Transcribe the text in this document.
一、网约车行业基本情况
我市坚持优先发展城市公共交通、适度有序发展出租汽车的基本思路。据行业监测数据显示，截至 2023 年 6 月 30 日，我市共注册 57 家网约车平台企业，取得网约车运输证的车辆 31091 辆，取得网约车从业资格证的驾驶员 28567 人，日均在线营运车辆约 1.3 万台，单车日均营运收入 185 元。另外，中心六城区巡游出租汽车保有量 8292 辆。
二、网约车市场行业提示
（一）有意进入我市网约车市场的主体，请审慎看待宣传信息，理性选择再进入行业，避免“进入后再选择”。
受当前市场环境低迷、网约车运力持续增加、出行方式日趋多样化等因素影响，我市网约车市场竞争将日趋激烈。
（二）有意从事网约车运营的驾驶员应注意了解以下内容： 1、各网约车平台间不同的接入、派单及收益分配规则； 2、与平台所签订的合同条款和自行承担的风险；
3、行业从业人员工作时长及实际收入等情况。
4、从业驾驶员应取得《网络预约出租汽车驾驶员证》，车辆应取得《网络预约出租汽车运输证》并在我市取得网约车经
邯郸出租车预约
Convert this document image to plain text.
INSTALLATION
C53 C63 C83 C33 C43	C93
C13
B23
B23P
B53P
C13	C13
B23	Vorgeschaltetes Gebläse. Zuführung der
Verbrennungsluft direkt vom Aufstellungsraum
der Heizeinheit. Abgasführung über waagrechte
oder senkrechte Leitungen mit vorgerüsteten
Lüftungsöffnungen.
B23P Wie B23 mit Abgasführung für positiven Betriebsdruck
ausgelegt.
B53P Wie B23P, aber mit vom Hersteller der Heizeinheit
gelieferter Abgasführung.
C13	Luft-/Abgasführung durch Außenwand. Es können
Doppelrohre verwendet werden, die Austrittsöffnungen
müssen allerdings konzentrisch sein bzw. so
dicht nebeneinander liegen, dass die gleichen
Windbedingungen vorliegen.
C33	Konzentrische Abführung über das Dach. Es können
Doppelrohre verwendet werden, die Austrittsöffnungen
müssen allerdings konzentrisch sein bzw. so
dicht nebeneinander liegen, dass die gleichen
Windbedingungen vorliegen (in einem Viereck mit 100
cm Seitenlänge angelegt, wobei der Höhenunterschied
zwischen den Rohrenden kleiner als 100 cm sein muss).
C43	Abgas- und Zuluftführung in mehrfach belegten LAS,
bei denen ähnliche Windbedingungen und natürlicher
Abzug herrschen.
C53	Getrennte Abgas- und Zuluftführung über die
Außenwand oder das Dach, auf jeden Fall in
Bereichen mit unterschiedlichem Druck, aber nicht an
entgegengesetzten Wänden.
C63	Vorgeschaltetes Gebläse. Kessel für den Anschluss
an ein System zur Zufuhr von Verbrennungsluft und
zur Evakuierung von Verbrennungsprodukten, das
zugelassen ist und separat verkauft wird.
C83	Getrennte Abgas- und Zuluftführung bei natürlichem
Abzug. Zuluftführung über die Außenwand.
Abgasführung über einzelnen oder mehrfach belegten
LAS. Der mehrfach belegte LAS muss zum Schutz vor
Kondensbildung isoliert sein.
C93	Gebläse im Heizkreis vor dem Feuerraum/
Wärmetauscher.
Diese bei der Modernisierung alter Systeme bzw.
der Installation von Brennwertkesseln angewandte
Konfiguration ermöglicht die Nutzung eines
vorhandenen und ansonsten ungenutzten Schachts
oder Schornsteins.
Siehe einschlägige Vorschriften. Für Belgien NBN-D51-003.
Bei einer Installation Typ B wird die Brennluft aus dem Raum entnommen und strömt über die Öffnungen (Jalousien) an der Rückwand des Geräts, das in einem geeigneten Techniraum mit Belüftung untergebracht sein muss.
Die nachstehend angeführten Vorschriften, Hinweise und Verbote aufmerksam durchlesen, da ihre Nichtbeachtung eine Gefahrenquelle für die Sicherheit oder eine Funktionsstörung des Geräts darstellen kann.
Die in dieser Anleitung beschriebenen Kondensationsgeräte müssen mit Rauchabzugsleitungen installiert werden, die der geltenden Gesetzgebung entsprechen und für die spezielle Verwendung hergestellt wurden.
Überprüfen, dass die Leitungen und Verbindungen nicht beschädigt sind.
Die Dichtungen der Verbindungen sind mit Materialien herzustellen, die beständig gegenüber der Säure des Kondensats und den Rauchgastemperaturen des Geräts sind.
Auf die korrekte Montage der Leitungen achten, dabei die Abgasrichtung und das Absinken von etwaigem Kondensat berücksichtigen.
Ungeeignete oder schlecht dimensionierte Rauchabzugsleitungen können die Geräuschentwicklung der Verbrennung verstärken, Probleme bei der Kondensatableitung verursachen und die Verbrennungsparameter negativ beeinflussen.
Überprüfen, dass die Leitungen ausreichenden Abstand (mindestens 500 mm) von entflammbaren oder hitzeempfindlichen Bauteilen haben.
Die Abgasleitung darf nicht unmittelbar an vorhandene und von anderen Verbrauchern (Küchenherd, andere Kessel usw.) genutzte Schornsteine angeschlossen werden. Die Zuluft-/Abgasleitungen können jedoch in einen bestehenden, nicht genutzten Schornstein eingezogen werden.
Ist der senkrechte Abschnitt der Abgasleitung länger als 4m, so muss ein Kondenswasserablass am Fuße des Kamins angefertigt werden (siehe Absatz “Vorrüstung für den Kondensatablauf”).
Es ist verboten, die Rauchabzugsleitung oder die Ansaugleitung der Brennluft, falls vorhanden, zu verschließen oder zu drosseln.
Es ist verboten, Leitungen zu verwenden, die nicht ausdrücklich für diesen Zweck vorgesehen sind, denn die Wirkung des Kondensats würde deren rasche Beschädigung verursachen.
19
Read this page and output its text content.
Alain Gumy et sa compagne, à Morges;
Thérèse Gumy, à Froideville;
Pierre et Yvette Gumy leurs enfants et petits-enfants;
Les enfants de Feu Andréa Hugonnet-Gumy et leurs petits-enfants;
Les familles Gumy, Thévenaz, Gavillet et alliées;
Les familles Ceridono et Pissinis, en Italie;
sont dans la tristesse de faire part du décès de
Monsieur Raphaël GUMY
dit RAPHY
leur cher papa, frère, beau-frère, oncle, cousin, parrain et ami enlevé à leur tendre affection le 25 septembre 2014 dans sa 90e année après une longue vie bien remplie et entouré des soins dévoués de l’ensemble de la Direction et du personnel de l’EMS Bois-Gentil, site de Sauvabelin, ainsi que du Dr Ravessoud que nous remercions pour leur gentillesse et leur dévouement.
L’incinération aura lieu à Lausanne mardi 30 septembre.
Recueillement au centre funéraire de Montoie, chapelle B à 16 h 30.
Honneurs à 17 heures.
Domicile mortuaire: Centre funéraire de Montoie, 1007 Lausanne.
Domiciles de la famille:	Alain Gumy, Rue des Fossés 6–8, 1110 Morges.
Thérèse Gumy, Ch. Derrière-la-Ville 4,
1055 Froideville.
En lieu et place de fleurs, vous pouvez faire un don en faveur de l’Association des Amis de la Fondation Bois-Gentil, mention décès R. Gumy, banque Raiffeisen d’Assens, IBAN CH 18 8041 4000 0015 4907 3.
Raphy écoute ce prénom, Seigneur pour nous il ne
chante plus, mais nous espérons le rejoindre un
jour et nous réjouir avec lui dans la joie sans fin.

================================

Exercise prompt -
Starting with the line that contains "Read this page and output its text content.", return each line through the last one of the data above, exactly as written and nothing more.

Output for this task -
Read this page and output its text content.
Alain Gumy et sa compagne, à Morges;
Thérèse Gumy, à Froideville;
Pierre et Yvette Gumy leurs enfants et petits-enfants;
Les enfants de Feu Andréa Hugonnet-Gumy et leurs petits-enfants;
Les familles Gumy, Thévenaz, Gavillet et alliées;
Les familles Ceridono et Pissinis, en Italie;
sont dans la tristesse de faire part du décès de
Monsieur Raphaël GUMY
dit RAPHY
leur cher papa, frère, beau-frère, oncle, cousin, parrain et ami enlevé à leur tendre affection le 25 septembre 2014 dans sa 90e année après une longue vie bien remplie et entouré des soins dévoués de l’ensemble de la Direction et du personnel de l’EMS Bois-Gentil, site de Sauvabelin, ainsi que du Dr Ravessoud que nous remercions pour leur gentillesse et leur dévouement.
L’incinération aura lieu à Lausanne mardi 30 septembre.
Recueillement au centre funéraire de Montoie, chapelle B à 16 h 30.
Honneurs à 17 heures.
Domicile mortuaire: Centre funéraire de Montoie, 1007 Lausanne.
Domiciles de la famille:	Alain Gumy, Rue des Fossés 6–8, 1110 Morges.
Thérèse Gumy, Ch. Derrière-la-Ville 4,
1055 Froideville.
En lieu et place de fleurs, vous pouvez faire un don en faveur de l’Association des Amis de la Fondation Bois-Gentil, mention décès R. Gumy, banque Raiffeisen d’Assens, IBAN CH 18 8041 4000 0015 4907 3.
Raphy écoute ce prénom, Seigneur pour nous il ne
chante plus, mais nous espérons le rejoindre un
jour et nous réjouir avec lui dans la joie sans fin.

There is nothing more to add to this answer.